Exercises to complete:
1 – Extract the portion of the Sima Samar biography running from "Biographical Notes" up to and including "society in Afghanistan.", copying it word for word.
2 – Write the next part of the Sima Samar biography, starting right after its final sentence.

Passage provided:

-- Opening Marker --

Dr. Sima Samar

2001 John Humphrey Freedom Award Recipient

Biographical Notes

     Photo by: Olivia Heussler.

     In the face of threats to her own safety, Dr. Samar has defied the Taliban's edicts that deny women and girls their basic rights to education, employment, mobility and medical care. Since 1989, Dr. Samar has been operating schools for girls and health clinics in many of the provinces of Afghanistan as well as in the refugee camps in Quetta, Pakistan. She has shown an incredible commitment towards assisting Afghan women in their struggles to end their oppression and to provide them with access to healthcare and education services. She is a strong advocate for the involvement of Afghan women in government and the reconstruction of civil society in Afghanistan.

     Sima Samar was born in February 1957 in Ghazani, Afghanistan. As a child in school, she learned what it meant to be a minority in Pushtun-dominated Afghanistan. She is Hazara, one of the most persecuted of the ethnic minorities in Afghanistan that comprise some 17 percent of the population. Moreover, as a female in a conservative Muslim society, she was doubly second class. At 18, she married and began her medical education. She obtained her degree in medicine in February 1982 from Kabul University, the first Hazara woman to do so. Soon after came the Russian invasion, and as a doctor, she aided the anti-Soviet resistance movement, the mujahideen. When her husband was arrested in 1984, never to be seen again, Sima Samar and her young son fled to the safety of nearby Pakistan, where she worked as a doctor in a refugee camp in the small border town of Quetta. Thousands of refugees from war-ravaged Afghanistan lived there in appalling misery, particularly the women, who were forbidden to visit male doctors, venture from their homes to work or attend school.

-- Closing Marker --

Records provided:
-- Opening Marker --

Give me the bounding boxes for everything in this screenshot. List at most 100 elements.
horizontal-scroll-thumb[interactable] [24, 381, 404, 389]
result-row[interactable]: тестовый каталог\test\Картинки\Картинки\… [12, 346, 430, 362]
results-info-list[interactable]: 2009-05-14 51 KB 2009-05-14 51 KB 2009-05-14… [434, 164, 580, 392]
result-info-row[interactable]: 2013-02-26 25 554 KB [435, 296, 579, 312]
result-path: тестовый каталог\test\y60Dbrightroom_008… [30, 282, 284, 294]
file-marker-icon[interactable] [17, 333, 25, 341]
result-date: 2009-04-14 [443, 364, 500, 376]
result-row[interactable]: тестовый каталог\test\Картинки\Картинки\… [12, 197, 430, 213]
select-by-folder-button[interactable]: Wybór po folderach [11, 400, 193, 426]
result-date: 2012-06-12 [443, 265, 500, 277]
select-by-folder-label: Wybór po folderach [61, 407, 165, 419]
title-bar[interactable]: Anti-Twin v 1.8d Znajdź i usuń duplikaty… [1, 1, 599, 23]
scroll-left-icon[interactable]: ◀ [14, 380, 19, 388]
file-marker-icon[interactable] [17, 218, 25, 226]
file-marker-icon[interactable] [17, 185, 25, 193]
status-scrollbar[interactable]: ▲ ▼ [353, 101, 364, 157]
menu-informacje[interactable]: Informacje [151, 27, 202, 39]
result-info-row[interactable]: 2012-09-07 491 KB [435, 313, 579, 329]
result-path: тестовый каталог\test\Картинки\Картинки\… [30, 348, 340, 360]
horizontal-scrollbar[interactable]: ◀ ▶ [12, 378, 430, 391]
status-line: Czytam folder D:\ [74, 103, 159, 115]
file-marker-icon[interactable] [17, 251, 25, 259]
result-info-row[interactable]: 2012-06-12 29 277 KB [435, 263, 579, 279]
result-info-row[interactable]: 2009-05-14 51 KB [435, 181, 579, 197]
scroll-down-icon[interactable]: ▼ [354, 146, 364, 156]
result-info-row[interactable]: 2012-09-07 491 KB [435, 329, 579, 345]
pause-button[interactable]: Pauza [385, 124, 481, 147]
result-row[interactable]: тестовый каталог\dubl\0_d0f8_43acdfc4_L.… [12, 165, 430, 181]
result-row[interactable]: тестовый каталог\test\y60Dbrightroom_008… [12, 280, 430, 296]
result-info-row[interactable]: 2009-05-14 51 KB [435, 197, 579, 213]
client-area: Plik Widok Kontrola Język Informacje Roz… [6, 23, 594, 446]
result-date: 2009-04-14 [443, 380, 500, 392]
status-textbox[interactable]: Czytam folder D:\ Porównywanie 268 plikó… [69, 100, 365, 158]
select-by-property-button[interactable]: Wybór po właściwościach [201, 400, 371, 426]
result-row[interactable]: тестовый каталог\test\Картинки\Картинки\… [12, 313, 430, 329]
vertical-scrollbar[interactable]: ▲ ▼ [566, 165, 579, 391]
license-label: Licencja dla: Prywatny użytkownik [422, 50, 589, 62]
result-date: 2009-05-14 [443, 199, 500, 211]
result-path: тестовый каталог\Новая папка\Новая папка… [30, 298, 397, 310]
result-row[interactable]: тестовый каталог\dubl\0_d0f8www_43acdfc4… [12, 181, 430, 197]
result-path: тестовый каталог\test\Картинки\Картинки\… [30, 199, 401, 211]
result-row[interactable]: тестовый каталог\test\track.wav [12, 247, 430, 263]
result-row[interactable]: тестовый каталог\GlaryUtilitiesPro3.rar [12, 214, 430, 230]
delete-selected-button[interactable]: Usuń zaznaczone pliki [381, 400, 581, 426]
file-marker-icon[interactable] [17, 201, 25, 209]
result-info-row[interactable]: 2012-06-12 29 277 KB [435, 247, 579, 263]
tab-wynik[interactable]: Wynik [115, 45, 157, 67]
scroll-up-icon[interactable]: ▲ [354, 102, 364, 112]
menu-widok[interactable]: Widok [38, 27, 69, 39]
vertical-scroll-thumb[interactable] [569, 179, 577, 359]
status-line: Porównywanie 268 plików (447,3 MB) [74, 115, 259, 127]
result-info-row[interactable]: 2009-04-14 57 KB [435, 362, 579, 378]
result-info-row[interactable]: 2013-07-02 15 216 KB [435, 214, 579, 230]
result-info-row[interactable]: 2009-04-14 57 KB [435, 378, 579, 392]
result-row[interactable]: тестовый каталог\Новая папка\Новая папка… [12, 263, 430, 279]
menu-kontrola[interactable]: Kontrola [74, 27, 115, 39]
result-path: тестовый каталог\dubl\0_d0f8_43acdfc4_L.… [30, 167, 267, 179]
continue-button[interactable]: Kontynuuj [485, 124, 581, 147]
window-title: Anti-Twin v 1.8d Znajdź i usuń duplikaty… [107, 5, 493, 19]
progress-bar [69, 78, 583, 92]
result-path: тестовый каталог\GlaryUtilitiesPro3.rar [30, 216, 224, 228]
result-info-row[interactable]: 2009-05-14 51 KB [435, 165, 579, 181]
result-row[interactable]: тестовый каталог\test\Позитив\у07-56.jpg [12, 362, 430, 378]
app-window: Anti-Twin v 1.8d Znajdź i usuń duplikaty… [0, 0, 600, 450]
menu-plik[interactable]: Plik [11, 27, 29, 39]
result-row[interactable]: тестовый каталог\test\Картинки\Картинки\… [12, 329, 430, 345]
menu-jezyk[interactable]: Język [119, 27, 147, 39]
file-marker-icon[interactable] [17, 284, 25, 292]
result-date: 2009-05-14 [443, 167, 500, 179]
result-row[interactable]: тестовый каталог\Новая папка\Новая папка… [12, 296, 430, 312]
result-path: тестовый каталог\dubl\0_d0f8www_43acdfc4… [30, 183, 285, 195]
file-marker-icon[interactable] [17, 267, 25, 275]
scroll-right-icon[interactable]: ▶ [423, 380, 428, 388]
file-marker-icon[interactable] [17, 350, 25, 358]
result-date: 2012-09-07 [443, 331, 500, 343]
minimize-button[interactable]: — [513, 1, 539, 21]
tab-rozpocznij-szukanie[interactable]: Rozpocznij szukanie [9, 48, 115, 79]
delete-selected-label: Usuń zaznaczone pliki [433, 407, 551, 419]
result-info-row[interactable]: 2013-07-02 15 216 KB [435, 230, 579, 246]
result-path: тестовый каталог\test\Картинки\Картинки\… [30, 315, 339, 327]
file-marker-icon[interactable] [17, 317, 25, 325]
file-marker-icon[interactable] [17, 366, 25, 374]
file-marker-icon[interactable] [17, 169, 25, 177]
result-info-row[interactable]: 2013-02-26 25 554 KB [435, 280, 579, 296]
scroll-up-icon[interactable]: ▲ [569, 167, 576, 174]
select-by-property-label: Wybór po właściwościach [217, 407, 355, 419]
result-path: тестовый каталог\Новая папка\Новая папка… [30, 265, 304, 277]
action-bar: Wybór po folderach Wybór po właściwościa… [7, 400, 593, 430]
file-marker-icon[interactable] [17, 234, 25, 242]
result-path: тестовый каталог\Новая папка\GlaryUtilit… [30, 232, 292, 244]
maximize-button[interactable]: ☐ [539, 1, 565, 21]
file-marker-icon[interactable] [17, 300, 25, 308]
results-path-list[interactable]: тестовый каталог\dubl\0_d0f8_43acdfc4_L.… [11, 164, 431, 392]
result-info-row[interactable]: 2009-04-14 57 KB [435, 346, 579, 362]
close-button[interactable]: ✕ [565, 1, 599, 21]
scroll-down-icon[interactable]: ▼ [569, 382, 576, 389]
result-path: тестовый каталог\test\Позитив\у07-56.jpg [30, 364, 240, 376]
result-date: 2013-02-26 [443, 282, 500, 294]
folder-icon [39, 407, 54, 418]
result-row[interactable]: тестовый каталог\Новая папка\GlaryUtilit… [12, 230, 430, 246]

-- Closing Marker --

Numbered answers:
1 –
Biographical Notes

     Photo by: Olivia Heussler.

     In the face of threats to her own safety, Dr. Samar has defied the Taliban's edicts that deny women and girls their basic rights to education, employment, mobility and medical care. Since 1989, Dr. Samar has been operating schools for girls and health clinics in many of the provinces of Afghanistan as well as in the refugee camps in Quetta, Pakistan. She has shown an incredible commitment towards assisting Afghan women in their struggles to end their oppression and to provide them with access to healthcare and education services. She is a strong advocate for the involvement of Afghan women in government and the reconstruction of civil society in Afghanistan.

2 –
Photo by: OLIVIA HEUSSLER

     With other women, Dr. Samar established her first hospital for women in 1987 and later in 1989 established the Shuhada Organization, a non-governmental and non-profit organization committed to the reconstruction and development of Afghanistan with special emphasis on the empowerment of women and children. Dr. Samar and her medical staff now run four hospitals and ten clinics in Afghanistan and another hospital in Quetta that provide much needed medical assistance and education for Afghan women and children. Worried about where the next generation of female physicians will come from, Dr. Samar also provides medical training courses at the hospitals she runs. She runs schools in rural Afghanistan for more than 20,000 students as well as a school for refugee girls in Quetta attended by over 1,000 girls. Her literacy programs are accompanied by distribution of food aid and information on hygiene and family planning. Services also include mobile health clinics and medical outreach workers who go door to door. Last year, the Taliban succeeded in closing two of her hospitals in Afghanistan but the others are still running.

     Dr. Samar refuses to accept that women must be kept in purdah (secluded from the public) and speaks out against the wearing of the burqa (head-to-foot wrap), which was enforced by the Taliban. She also has drawn attention to the fact that many women in the area are suffering from osteomalacia, a softening of the bones, due to an inadequate diet. Wearing the burqa reduces exposure to sunlight and aggravates the situation for women suffering from osteomalacia.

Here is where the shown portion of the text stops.